## DATASET EXTRACT

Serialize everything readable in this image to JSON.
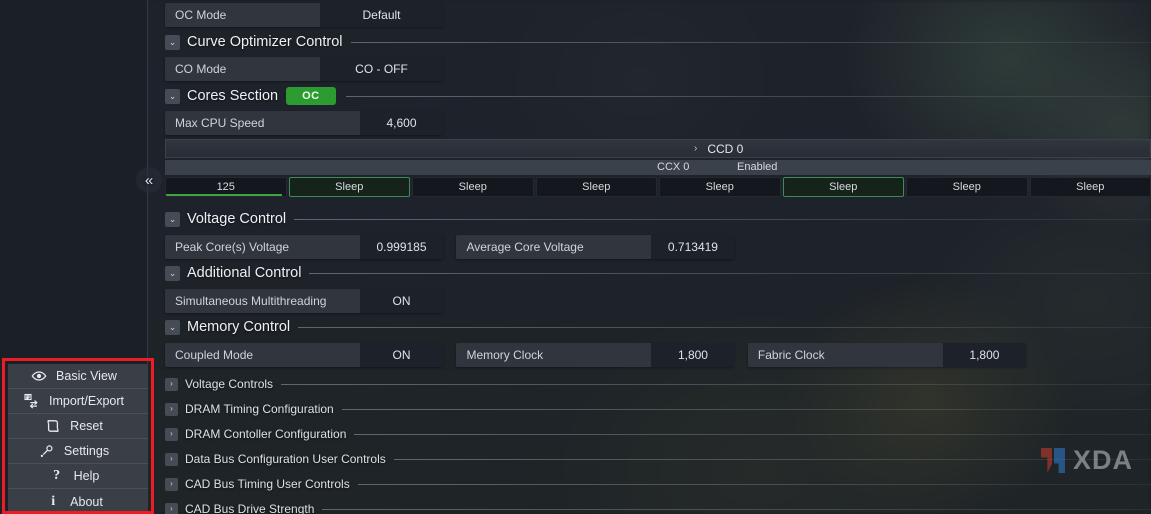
{
  "app": {
    "collapse_icon": "«"
  },
  "sidebar": {
    "items": [
      {
        "label": "Basic View",
        "icon": "eye-icon"
      },
      {
        "label": "Import/Export",
        "icon": "import-export-icon"
      },
      {
        "label": "Reset",
        "icon": "reset-icon"
      },
      {
        "label": "Settings",
        "icon": "settings-icon"
      },
      {
        "label": "Help",
        "icon": "question-mark-icon",
        "glyph": "?"
      },
      {
        "label": "About",
        "icon": "info-icon",
        "glyph": "i"
      }
    ]
  },
  "main": {
    "oc_mode": {
      "label": "OC Mode",
      "value": "Default"
    },
    "curve_optimizer": {
      "title": "Curve Optimizer Control",
      "co_mode": {
        "label": "CO Mode",
        "value": "CO - OFF"
      }
    },
    "cores_section": {
      "title": "Cores Section",
      "badge": "OC",
      "max_cpu_speed": {
        "label": "Max CPU Speed",
        "value": "4,600"
      }
    },
    "ccd": {
      "name": "CCD 0",
      "chevron": "›",
      "ccx_name": "CCX 0",
      "ccx_state": "Enabled",
      "cores": [
        {
          "value": "125",
          "active": false,
          "load_pct": 97
        },
        {
          "value": "Sleep",
          "active": true,
          "load_pct": 0
        },
        {
          "value": "Sleep",
          "active": false,
          "load_pct": 0
        },
        {
          "value": "Sleep",
          "active": false,
          "load_pct": 0
        },
        {
          "value": "Sleep",
          "active": false,
          "load_pct": 0
        },
        {
          "value": "Sleep",
          "active": true,
          "load_pct": 0
        },
        {
          "value": "Sleep",
          "active": false,
          "load_pct": 0
        },
        {
          "value": "Sleep",
          "active": false,
          "load_pct": 0
        }
      ]
    },
    "voltage_control": {
      "title": "Voltage Control",
      "peak": {
        "label": "Peak Core(s) Voltage",
        "value": "0.999185"
      },
      "average": {
        "label": "Average Core Voltage",
        "value": "0.713419"
      }
    },
    "additional_control": {
      "title": "Additional Control",
      "smt": {
        "label": "Simultaneous Multithreading",
        "value": "ON"
      }
    },
    "memory_control": {
      "title": "Memory Control",
      "coupled": {
        "label": "Coupled Mode",
        "value": "ON"
      },
      "memory_clock": {
        "label": "Memory Clock",
        "value": "1,800"
      },
      "fabric_clock": {
        "label": "Fabric Clock",
        "value": "1,800"
      }
    },
    "collapsed_sections": [
      {
        "title": "Voltage Controls"
      },
      {
        "title": "DRAM Timing Configuration"
      },
      {
        "title": "DRAM Contoller Configuration"
      },
      {
        "title": "Data Bus Configuration User Controls"
      },
      {
        "title": "CAD Bus Timing User Controls"
      },
      {
        "title": "CAD Bus Drive Strength"
      }
    ],
    "chevron_collapsed": "›",
    "chevron_expanded": "⌄"
  },
  "watermark": {
    "text": "XDA"
  },
  "colors": {
    "accent_green": "#2c9b30",
    "highlight_red": "#ee1c25",
    "panel": "#31363e",
    "value_bg": "#1d222a"
  }
}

## PROBLEM
Copy the data character for character, but drop all pictures from the copy.

## WRITTEN SOLUTION
Serialize everything readable in this image to JSON.
{
  "app": {
    "collapse_icon": "«"
  },
  "sidebar": {
    "items": [
      {
        "label": "Basic View",
        "icon": "eye-icon"
      },
      {
        "label": "Import/Export",
        "icon": "import-export-icon"
      },
      {
        "label": "Reset",
        "icon": "reset-icon"
      },
      {
        "label": "Settings",
        "icon": "settings-icon"
      },
      {
        "label": "Help",
        "icon": "question-mark-icon",
        "glyph": "?"
      },
      {
        "label": "About",
        "icon": "info-icon",
        "glyph": "i"
      }
    ]
  },
  "main": {
    "oc_mode": {
      "label": "OC Mode",
      "value": "Default"
    },
    "curve_optimizer": {
      "title": "Curve Optimizer Control",
      "co_mode": {
        "label": "CO Mode",
        "value": "CO - OFF"
      }
    },
    "cores_section": {
      "title": "Cores Section",
      "badge": "OC",
      "max_cpu_speed": {
        "label": "Max CPU Speed",
        "value": "4,600"
      }
    },
    "ccd": {
      "name": "CCD 0",
      "chevron": "›",
      "ccx_name": "CCX 0",
      "ccx_state": "Enabled",
      "cores": [
        {
          "value": "125",
          "active": false,
          "load_pct": 97
        },
        {
          "value": "Sleep",
          "active": true,
          "load_pct": 0
        },
        {
          "value": "Sleep",
          "active": false,
          "load_pct": 0
        },
        {
          "value": "Sleep",
          "active": false,
          "load_pct": 0
        },
        {
          "value": "Sleep",
          "active": false,
          "load_pct": 0
        },
        {
          "value": "Sleep",
          "active": true,
          "load_pct": 0
        },
        {
          "value": "Sleep",
          "active": false,
          "load_pct": 0
        },
        {
          "value": "Sleep",
          "active": false,
          "load_pct": 0
        }
      ]
    },
    "voltage_control": {
      "title": "Voltage Control",
      "peak": {
        "label": "Peak Core(s) Voltage",
        "value": "0.999185"
      },
      "average": {
        "label": "Average Core Voltage",
        "value": "0.713419"
      }
    },
    "additional_control": {
      "title": "Additional Control",
      "smt": {
        "label": "Simultaneous Multithreading",
        "value": "ON"
      }
    },
    "memory_control": {
      "title": "Memory Control",
      "coupled": {
        "label": "Coupled Mode",
        "value": "ON"
      },
      "memory_clock": {
        "label": "Memory Clock",
        "value": "1,800"
      },
      "fabric_clock": {
        "label": "Fabric Clock",
        "value": "1,800"
      }
    },
    "collapsed_sections": [
      {
        "title": "Voltage Controls"
      },
      {
        "title": "DRAM Timing Configuration"
      },
      {
        "title": "DRAM Contoller Configuration"
      },
      {
        "title": "Data Bus Configuration User Controls"
      },
      {
        "title": "CAD Bus Timing User Controls"
      },
      {
        "title": "CAD Bus Drive Strength"
      }
    ],
    "chevron_collapsed": "›",
    "chevron_expanded": "⌄"
  },
  "watermark": {
    "text": "XDA"
  },
  "colors": {
    "accent_green": "#2c9b30",
    "highlight_red": "#ee1c25",
    "panel": "#31363e",
    "value_bg": "#1d222a"
  }
}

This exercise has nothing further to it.